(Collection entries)
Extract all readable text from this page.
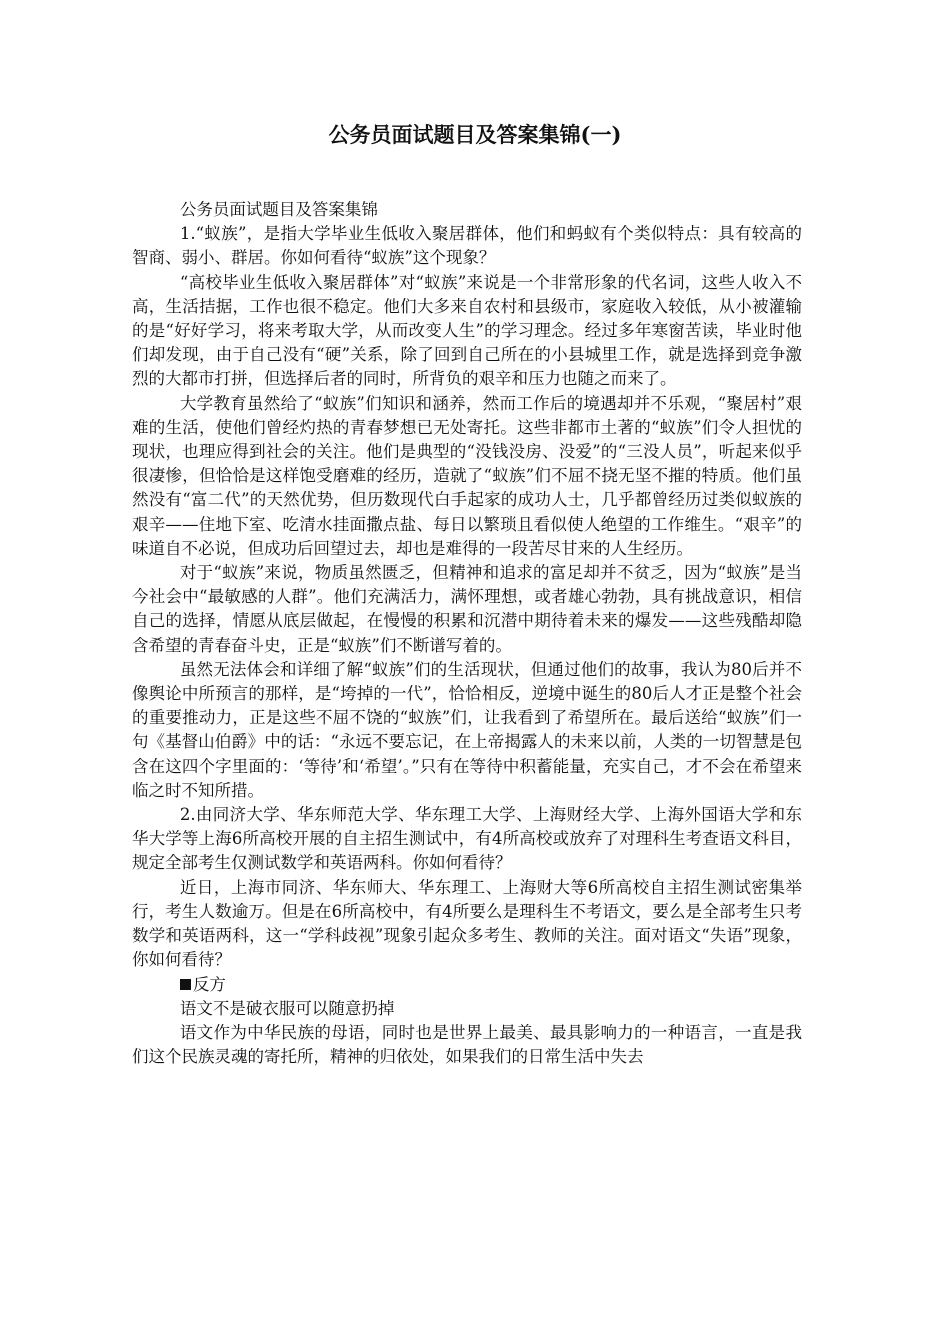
公务员面试题目及答案集锦(一)

公务员面试题目及答案集锦

1.“蚁族”，是指大学毕业生低收入聚居群体，他们和蚂蚁有个类似特点：具有较高的智商、弱小、群居。你如何看待“蚁族”这个现象？

“高校毕业生低收入聚居群体”对“蚁族”来说是一个非常形象的代名词，这些人收入不高，生活拮据，工作也很不稳定。他们大多来自农村和县级市，家庭收入较低，从小被灌输的是“好好学习，将来考取大学，从而改变人生”的学习理念。经过多年寒窗苦读，毕业时他们却发现，由于自己没有“硬”关系，除了回到自己所在的小县城里工作，就是选择到竞争激烈的大都市打拼，但选择后者的同时，所背负的艰辛和压力也随之而来了。

大学教育虽然给了“蚁族”们知识和涵养，然而工作后的境遇却并不乐观，“聚居村”艰难的生活，使他们曾经灼热的青春梦想已无处寄托。这些非都市土著的“蚁族”们令人担忧的现状，也理应得到社会的关注。他们是典型的“没钱没房、没爱”的“三没人员”，听起来似乎很凄惨，但恰恰是这样饱受磨难的经历，造就了“蚁族”们不屈不挠无坚不摧的特质。他们虽然没有“富二代”的天然优势，但历数现代白手起家的成功人士，几乎都曾经历过类似蚁族的艰辛——住地下室、吃清水挂面撒点盐、每日以繁琐且看似使人绝望的工作维生。“艰辛”的味道自不必说，但成功后回望过去，却也是难得的一段苦尽甘来的人生经历。

对于“蚁族”来说，物质虽然匮乏，但精神和追求的富足却并不贫乏，因为“蚁族”是当今社会中“最敏感的人群”。他们充满活力，满怀理想，或者雄心勃勃，具有挑战意识，相信自己的选择，情愿从底层做起，在慢慢的积累和沉潜中期待着未来的爆发——这些残酷却隐含希望的青春奋斗史，正是“蚁族”们不断谱写着的。

虽然无法体会和详细了解“蚁族”们的生活现状，但通过他们的故事，我认为80后并不像舆论中所预言的那样，是“垮掉的一代”，恰恰相反，逆境中诞生的80后人才正是整个社会的重要推动力，正是这些不屈不饶的“蚁族”们，让我看到了希望所在。最后送给“蚁族”们一句《基督山伯爵》中的话：“永远不要忘记，在上帝揭露人的未来以前，人类的一切智慧是包含在这四个字里面的：‘等待’和‘希望’。”只有在等待中积蓄能量，充实自己，才不会在希望来临之时不知所措。

2.由同济大学、华东师范大学、华东理工大学、上海财经大学、上海外国语大学和东华大学等上海6所高校开展的自主招生测试中，有4所高校或放弃了对理科生考查语文科目，规定全部考生仅测试数学和英语两科。你如何看待？

近日，上海市同济、华东师大、华东理工、上海财大等6所高校自主招生测试密集举行，考生人数逾万。但是在6所高校中，有4所要么是理科生不考语文，要么是全部考生只考数学和英语两科，这一“学科歧视”现象引起众多考生、教师的关注。面对语文“失语”现象，你如何看待？

反方

语文不是破衣服可以随意扔掉

语文作为中华民族的母语，同时也是世界上最美、最具影响力的一种语言，一直是我们这个民族灵魂的寄托所，精神的归依处，如果我们的日常生活中失去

▸ **What the task asks**
Set down the material exactly, every line of it, except for the pictures.

▸ **In response**
Extract all readable text from this page.
公务员面试题目及答案集锦(一)

公务员面试题目及答案集锦

1.“蚁族”，是指大学毕业生低收入聚居群体，他们和蚂蚁有个类似特点：具有较高的智商、弱小、群居。你如何看待“蚁族”这个现象？

“高校毕业生低收入聚居群体”对“蚁族”来说是一个非常形象的代名词，这些人收入不高，生活拮据，工作也很不稳定。他们大多来自农村和县级市，家庭收入较低，从小被灌输的是“好好学习，将来考取大学，从而改变人生”的学习理念。经过多年寒窗苦读，毕业时他们却发现，由于自己没有“硬”关系，除了回到自己所在的小县城里工作，就是选择到竞争激烈的大都市打拼，但选择后者的同时，所背负的艰辛和压力也随之而来了。

大学教育虽然给了“蚁族”们知识和涵养，然而工作后的境遇却并不乐观，“聚居村”艰难的生活，使他们曾经灼热的青春梦想已无处寄托。这些非都市土著的“蚁族”们令人担忧的现状，也理应得到社会的关注。他们是典型的“没钱没房、没爱”的“三没人员”，听起来似乎很凄惨，但恰恰是这样饱受磨难的经历，造就了“蚁族”们不屈不挠无坚不摧的特质。他们虽然没有“富二代”的天然优势，但历数现代白手起家的成功人士，几乎都曾经历过类似蚁族的艰辛——住地下室、吃清水挂面撒点盐、每日以繁琐且看似使人绝望的工作维生。“艰辛”的味道自不必说，但成功后回望过去，却也是难得的一段苦尽甘来的人生经历。

对于“蚁族”来说，物质虽然匮乏，但精神和追求的富足却并不贫乏，因为“蚁族”是当今社会中“最敏感的人群”。他们充满活力，满怀理想，或者雄心勃勃，具有挑战意识，相信自己的选择，情愿从底层做起，在慢慢的积累和沉潜中期待着未来的爆发——这些残酷却隐含希望的青春奋斗史，正是“蚁族”们不断谱写着的。

虽然无法体会和详细了解“蚁族”们的生活现状，但通过他们的故事，我认为80后并不像舆论中所预言的那样，是“垮掉的一代”，恰恰相反，逆境中诞生的80后人才正是整个社会的重要推动力，正是这些不屈不饶的“蚁族”们，让我看到了希望所在。最后送给“蚁族”们一句《基督山伯爵》中的话：“永远不要忘记，在上帝揭露人的未来以前，人类的一切智慧是包含在这四个字里面的：‘等待’和‘希望’。”只有在等待中积蓄能量，充实自己，才不会在希望来临之时不知所措。

2.由同济大学、华东师范大学、华东理工大学、上海财经大学、上海外国语大学和东华大学等上海6所高校开展的自主招生测试中，有4所高校或放弃了对理科生考查语文科目，规定全部考生仅测试数学和英语两科。你如何看待？

近日，上海市同济、华东师大、华东理工、上海财大等6所高校自主招生测试密集举行，考生人数逾万。但是在6所高校中，有4所要么是理科生不考语文，要么是全部考生只考数学和英语两科，这一“学科歧视”现象引起众多考生、教师的关注。面对语文“失语”现象，你如何看待？

反方

语文不是破衣服可以随意扔掉

语文作为中华民族的母语，同时也是世界上最美、最具影响力的一种语言，一直是我们这个民族灵魂的寄托所，精神的归依处，如果我们的日常生活中失去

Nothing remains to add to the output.